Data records
------------------------------------------------
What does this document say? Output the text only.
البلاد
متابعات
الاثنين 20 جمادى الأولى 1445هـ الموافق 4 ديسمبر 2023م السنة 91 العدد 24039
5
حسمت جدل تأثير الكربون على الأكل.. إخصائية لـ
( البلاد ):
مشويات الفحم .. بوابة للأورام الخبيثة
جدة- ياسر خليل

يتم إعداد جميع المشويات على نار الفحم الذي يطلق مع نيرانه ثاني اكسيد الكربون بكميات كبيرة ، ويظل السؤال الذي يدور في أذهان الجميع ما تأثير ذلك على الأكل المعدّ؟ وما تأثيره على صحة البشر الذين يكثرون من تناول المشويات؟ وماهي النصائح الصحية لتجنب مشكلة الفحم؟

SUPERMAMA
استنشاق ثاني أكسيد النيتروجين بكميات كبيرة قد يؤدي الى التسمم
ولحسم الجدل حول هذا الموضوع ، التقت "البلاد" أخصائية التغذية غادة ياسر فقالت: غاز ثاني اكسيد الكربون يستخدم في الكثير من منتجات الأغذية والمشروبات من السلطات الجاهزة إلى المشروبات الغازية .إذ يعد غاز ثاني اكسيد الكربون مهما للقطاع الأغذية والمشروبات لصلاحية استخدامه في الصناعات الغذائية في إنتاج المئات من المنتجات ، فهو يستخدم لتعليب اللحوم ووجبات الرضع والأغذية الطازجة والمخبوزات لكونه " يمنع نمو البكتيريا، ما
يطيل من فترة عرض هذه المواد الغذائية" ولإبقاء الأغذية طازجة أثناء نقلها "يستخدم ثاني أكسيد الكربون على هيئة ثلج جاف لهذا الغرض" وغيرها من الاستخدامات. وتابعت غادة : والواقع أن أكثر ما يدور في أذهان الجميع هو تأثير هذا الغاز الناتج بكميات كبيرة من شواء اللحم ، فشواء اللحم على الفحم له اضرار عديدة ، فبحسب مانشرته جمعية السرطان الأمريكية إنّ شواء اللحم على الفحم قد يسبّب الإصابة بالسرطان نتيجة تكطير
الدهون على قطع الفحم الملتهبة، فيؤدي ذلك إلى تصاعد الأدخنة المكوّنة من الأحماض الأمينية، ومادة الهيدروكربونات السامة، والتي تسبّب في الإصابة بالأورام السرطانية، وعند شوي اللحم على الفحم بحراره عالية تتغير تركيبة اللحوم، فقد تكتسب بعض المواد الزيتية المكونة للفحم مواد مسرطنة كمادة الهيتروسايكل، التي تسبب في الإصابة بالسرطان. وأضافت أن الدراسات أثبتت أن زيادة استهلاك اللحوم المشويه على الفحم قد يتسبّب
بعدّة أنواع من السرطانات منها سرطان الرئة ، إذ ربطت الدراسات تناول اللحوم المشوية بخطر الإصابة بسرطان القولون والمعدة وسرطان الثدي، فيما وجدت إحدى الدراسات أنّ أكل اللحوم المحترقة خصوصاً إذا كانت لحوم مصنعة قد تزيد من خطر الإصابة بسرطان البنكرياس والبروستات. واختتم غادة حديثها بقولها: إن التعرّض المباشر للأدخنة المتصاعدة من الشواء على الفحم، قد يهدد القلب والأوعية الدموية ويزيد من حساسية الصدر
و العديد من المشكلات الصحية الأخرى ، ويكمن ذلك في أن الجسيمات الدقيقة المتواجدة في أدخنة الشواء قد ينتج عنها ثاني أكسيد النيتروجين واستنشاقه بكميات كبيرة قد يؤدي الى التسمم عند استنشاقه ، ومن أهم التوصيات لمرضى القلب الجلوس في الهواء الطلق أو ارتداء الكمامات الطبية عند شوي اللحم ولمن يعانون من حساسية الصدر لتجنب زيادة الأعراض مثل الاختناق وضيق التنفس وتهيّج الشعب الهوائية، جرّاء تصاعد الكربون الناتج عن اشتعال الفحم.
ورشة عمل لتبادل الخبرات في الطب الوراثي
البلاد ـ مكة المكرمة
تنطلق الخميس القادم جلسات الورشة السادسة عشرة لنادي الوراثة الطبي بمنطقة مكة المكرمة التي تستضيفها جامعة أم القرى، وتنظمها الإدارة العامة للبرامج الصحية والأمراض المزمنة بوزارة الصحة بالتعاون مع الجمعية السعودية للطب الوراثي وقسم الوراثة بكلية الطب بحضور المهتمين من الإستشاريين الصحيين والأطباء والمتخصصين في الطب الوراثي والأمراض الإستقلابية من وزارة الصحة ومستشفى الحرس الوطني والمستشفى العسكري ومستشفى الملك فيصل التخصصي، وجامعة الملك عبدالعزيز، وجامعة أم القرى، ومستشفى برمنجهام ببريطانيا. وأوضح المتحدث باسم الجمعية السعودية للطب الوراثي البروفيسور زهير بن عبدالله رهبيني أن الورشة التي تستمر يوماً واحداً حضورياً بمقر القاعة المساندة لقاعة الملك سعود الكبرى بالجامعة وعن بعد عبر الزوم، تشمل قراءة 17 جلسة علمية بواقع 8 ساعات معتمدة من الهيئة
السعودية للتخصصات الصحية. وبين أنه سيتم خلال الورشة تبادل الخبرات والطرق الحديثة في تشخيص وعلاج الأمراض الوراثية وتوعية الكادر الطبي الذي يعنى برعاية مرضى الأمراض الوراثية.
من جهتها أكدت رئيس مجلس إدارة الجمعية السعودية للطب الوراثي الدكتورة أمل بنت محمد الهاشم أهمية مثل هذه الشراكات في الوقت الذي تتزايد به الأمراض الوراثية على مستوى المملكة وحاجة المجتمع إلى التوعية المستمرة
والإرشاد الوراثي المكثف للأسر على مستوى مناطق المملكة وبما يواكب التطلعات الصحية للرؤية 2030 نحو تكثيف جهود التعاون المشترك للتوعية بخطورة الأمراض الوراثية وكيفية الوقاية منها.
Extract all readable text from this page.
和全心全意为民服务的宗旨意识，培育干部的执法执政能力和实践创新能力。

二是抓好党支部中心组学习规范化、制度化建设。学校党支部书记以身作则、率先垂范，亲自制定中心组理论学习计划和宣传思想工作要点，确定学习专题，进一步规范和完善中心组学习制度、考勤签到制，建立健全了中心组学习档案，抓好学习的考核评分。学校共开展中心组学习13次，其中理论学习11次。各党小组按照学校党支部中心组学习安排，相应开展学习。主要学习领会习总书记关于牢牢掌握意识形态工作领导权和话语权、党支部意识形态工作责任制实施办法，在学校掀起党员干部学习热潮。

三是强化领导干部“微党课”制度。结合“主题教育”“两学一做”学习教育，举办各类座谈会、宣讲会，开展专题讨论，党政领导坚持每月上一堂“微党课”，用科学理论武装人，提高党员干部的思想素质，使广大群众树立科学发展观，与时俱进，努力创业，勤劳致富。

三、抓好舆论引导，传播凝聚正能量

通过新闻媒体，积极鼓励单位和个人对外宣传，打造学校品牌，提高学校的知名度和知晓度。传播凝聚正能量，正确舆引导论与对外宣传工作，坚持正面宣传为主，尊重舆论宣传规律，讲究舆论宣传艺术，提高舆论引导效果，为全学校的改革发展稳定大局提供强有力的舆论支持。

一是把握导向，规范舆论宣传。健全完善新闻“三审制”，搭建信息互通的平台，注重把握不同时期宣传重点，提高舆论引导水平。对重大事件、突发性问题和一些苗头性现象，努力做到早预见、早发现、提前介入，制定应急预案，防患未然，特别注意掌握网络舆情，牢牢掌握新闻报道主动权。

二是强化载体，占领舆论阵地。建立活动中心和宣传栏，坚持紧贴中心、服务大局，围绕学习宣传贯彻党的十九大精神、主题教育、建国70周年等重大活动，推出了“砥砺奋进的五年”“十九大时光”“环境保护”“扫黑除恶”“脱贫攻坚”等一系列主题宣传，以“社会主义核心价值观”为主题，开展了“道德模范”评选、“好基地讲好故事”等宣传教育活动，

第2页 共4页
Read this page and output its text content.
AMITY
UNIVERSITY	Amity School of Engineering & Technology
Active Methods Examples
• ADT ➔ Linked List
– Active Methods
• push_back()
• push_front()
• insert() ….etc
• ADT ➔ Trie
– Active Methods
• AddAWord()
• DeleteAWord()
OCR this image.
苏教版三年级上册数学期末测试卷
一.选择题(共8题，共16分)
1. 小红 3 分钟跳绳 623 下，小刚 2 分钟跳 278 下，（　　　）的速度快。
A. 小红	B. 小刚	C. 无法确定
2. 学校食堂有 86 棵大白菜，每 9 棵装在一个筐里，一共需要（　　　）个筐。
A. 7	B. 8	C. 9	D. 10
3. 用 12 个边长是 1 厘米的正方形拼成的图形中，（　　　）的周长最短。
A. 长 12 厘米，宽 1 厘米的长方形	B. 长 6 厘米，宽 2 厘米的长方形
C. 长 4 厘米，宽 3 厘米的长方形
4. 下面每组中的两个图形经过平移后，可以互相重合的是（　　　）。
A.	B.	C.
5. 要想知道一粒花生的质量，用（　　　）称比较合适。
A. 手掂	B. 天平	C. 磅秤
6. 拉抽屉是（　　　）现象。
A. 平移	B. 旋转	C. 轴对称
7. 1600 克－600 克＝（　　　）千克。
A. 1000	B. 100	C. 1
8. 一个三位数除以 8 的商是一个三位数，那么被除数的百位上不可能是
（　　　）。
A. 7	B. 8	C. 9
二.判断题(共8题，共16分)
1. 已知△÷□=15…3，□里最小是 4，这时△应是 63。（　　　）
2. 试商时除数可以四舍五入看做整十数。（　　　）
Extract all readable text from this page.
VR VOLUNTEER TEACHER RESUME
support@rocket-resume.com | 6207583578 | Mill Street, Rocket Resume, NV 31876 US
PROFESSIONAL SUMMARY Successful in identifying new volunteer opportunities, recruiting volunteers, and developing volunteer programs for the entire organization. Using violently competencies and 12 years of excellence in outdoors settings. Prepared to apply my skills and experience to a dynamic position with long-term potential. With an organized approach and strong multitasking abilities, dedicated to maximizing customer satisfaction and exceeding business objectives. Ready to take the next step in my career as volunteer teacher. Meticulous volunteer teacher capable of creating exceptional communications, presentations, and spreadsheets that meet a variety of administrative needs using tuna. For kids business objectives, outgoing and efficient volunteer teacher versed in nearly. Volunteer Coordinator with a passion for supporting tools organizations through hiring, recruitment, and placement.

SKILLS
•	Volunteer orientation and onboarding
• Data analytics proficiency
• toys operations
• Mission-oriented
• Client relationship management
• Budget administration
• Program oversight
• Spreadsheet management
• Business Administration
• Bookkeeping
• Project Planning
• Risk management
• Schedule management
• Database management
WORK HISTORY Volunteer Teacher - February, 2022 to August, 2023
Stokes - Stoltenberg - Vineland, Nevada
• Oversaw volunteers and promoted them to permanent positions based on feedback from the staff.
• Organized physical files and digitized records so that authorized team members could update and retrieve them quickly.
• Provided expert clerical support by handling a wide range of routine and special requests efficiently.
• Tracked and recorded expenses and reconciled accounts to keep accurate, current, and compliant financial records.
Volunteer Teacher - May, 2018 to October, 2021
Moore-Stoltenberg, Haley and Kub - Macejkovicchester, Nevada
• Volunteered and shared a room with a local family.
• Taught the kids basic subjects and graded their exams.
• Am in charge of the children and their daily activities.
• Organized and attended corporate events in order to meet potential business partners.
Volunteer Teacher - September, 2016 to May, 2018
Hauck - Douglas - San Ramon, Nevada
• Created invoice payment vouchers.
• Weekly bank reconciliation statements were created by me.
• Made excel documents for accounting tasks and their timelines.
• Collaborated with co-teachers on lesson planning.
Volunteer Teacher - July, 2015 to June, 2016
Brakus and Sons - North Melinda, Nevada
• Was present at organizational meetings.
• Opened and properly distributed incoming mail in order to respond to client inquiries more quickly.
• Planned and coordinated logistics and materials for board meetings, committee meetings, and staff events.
------------------------------------------------
Goal: Extract all lines containing the word "الدراسات".

Solution to the exercise:
الدهون على قطع الفحم الملتهبة، فيؤدي ذلك إلى تصاعد الأدخنة المكوّنة من الأحماض الأمينية، ومادة الهيدروكربونات السامة، والتي تسبّب في الإصابة بالأورام السرطانية، وعند شوي اللحم على الفحم بحراره عالية تتغير تركيبة اللحوم، فقد تكتسب بعض المواد الزيتية المكونة للفحم مواد مسرطنة كمادة الهيتروسايكل، التي تسبب في الإصابة بالسرطان. وأضافت أن الدراسات أثبتت أن زيادة استهلاك اللحوم المشويه على الفحم قد يتسبّب
بعدّة أنواع من السرطانات منها سرطان الرئة ، إذ ربطت الدراسات تناول اللحوم المشوية بخطر الإصابة بسرطان القولون والمعدة وسرطان الثدي، فيما وجدت إحدى الدراسات أنّ أكل اللحوم المحترقة خصوصاً إذا كانت لحوم مصنعة قد تزيد من خطر الإصابة بسرطان البنكرياس والبروستات. واختتم غادة حديثها بقولها: إن التعرّض المباشر للأدخنة المتصاعدة من الشواء على الفحم، قد يهدد القلب والأوعية الدموية ويزيد من حساسية الصدر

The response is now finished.